#### What to work on:
Say how many lines of these entries include the word "Коріцького", and answer with the number alone.

#### Record list:

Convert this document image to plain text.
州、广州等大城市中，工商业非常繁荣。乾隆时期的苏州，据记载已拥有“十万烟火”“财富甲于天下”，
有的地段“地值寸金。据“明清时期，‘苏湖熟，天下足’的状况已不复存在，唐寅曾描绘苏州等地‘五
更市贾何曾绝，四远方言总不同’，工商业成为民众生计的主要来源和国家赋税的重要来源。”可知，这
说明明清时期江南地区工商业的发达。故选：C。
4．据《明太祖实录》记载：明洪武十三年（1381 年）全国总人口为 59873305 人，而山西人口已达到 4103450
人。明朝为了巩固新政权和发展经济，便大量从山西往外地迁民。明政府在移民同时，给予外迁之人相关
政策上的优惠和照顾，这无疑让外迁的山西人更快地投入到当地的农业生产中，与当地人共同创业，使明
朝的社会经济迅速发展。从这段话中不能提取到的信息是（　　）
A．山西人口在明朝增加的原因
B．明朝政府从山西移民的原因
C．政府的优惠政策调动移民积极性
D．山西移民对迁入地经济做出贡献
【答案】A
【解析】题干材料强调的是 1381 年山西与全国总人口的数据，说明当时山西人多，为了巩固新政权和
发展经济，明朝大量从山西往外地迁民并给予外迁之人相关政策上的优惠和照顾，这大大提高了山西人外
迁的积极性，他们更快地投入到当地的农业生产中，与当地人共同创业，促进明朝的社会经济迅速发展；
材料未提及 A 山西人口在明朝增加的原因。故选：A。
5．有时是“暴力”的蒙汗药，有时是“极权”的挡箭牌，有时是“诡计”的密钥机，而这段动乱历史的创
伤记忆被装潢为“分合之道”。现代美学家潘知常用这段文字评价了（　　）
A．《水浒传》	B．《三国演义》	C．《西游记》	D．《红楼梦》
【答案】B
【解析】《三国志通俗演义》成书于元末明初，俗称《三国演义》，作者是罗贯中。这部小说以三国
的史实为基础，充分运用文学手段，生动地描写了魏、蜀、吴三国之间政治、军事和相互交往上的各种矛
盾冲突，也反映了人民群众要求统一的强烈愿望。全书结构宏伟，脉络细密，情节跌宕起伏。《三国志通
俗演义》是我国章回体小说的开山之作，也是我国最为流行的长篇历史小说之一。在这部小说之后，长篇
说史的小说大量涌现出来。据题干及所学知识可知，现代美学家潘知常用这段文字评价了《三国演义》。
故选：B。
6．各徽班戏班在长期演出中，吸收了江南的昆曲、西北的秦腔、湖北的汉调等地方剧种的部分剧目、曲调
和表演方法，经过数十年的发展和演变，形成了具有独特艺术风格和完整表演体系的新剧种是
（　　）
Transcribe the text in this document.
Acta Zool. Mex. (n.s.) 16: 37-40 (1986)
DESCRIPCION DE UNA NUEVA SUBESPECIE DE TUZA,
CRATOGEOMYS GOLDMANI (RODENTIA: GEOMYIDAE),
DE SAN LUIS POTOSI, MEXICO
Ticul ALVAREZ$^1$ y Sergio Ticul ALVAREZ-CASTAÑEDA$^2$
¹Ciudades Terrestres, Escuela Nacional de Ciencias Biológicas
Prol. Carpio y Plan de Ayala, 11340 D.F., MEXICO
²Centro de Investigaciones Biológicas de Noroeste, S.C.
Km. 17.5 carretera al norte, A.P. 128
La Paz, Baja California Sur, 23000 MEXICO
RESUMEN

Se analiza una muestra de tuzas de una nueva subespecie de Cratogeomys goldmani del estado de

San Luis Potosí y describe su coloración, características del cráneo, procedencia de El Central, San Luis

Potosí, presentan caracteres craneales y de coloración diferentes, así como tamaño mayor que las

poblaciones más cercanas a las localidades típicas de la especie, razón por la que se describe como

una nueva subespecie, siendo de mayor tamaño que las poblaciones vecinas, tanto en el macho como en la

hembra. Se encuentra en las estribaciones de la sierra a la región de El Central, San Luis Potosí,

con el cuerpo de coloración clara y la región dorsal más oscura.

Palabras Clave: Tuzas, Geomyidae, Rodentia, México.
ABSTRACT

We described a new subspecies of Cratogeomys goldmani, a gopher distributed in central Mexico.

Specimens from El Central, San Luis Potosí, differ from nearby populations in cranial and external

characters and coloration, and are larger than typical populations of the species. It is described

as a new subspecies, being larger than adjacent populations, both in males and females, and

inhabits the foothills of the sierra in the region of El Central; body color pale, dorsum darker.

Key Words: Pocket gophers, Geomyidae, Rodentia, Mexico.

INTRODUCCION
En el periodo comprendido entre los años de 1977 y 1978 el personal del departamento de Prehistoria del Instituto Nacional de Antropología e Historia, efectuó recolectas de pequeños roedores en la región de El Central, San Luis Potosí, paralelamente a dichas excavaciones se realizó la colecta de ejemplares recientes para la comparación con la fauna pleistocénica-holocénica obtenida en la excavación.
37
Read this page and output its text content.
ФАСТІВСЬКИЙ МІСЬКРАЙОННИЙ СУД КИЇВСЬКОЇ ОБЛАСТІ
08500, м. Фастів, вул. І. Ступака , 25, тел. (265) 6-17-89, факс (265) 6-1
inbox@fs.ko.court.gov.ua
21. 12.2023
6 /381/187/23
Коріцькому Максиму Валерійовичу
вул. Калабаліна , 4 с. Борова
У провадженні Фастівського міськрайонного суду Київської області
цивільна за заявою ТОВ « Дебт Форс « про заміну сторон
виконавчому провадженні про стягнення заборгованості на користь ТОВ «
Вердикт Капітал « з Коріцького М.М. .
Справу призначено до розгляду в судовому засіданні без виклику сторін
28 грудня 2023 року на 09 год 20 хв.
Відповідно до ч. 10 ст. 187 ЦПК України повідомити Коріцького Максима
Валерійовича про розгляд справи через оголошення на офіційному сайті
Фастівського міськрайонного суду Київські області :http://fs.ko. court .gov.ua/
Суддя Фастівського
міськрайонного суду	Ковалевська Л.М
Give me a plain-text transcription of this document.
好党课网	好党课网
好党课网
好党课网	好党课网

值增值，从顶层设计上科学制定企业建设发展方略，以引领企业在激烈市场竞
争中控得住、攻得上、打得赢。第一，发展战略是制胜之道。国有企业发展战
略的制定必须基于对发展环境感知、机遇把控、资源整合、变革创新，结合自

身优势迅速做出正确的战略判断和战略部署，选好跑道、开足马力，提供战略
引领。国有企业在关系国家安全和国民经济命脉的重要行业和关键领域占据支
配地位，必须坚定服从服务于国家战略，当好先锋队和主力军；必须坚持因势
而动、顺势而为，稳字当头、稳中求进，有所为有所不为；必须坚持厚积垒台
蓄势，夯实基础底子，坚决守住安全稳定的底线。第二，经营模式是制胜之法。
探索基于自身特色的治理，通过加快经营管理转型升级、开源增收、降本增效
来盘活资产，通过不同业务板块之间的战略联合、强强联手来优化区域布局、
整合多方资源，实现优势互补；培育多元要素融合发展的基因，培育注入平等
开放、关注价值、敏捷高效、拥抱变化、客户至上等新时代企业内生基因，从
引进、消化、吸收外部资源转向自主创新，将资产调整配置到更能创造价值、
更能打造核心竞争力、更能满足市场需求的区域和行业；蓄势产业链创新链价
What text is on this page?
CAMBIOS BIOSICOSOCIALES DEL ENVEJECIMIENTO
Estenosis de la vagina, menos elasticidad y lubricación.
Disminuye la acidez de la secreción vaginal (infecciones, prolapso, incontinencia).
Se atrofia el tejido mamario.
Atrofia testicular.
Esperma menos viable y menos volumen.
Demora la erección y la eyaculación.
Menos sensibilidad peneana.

#### Answer below:
2